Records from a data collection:
--------------------

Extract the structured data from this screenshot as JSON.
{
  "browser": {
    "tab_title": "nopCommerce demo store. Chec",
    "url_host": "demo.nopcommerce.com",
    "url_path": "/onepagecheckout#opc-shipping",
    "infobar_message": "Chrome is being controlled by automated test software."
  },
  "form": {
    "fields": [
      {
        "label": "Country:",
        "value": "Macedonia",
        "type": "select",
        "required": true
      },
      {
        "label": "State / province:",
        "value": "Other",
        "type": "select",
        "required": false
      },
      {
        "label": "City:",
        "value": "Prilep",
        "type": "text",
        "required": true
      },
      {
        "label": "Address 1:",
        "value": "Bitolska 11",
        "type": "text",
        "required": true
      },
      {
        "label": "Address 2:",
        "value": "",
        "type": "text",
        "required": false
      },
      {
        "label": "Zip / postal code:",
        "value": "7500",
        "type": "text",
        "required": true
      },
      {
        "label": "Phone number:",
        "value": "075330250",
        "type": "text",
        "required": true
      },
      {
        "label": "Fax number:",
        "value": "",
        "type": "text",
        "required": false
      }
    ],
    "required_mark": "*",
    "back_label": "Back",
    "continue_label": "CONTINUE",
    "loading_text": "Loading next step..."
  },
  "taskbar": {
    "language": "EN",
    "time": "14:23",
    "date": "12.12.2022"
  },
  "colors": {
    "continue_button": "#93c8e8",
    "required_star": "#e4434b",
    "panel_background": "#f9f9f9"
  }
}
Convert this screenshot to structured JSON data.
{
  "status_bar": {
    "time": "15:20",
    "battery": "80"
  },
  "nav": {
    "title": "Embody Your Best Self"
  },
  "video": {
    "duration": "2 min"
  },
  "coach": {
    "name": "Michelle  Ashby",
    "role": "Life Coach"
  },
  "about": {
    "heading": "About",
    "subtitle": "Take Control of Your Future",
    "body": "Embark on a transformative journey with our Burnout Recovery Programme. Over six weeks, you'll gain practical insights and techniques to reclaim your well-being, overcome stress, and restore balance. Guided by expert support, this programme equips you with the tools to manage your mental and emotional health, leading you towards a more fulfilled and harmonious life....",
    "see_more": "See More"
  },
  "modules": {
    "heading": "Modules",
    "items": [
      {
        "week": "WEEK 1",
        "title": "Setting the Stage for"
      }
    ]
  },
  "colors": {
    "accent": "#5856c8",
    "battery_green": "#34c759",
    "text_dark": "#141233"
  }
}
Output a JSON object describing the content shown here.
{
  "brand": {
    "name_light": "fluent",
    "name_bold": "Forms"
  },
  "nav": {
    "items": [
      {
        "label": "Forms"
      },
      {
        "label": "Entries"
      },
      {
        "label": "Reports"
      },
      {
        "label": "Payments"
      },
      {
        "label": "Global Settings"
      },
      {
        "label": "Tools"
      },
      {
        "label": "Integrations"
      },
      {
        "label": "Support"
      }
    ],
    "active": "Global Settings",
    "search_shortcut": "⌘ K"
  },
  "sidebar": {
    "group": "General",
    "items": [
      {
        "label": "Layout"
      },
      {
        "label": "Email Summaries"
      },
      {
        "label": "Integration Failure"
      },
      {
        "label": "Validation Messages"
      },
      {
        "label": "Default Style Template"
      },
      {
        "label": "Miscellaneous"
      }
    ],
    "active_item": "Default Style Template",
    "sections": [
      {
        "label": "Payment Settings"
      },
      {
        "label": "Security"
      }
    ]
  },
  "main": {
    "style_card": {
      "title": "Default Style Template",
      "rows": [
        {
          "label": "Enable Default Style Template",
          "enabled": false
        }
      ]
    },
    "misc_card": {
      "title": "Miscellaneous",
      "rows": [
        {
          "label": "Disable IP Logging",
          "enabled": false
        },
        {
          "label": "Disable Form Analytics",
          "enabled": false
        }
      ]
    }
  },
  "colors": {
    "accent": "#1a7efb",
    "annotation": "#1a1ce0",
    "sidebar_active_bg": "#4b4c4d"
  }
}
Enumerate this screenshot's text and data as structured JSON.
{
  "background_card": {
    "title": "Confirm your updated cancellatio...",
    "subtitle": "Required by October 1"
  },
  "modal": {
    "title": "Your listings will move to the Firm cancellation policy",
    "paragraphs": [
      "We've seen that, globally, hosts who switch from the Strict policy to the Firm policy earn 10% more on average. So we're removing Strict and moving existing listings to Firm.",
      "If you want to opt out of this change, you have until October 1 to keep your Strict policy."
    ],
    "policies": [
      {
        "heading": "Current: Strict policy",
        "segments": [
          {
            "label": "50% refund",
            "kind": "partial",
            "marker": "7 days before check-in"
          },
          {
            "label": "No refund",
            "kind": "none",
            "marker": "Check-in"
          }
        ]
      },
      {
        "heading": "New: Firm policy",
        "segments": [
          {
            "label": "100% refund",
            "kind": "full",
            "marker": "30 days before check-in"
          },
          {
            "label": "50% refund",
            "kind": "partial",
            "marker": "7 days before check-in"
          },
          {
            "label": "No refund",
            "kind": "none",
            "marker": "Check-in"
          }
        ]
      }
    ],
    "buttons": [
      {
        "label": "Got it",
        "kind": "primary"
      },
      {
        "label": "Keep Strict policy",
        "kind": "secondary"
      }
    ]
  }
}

--------------------

Task directions: Whichever lines contain the string "subtitle", select and copy them.

Exercise result:
    "subtitle": "Take Control of Your Future",
    "subtitle": "Required by October 1"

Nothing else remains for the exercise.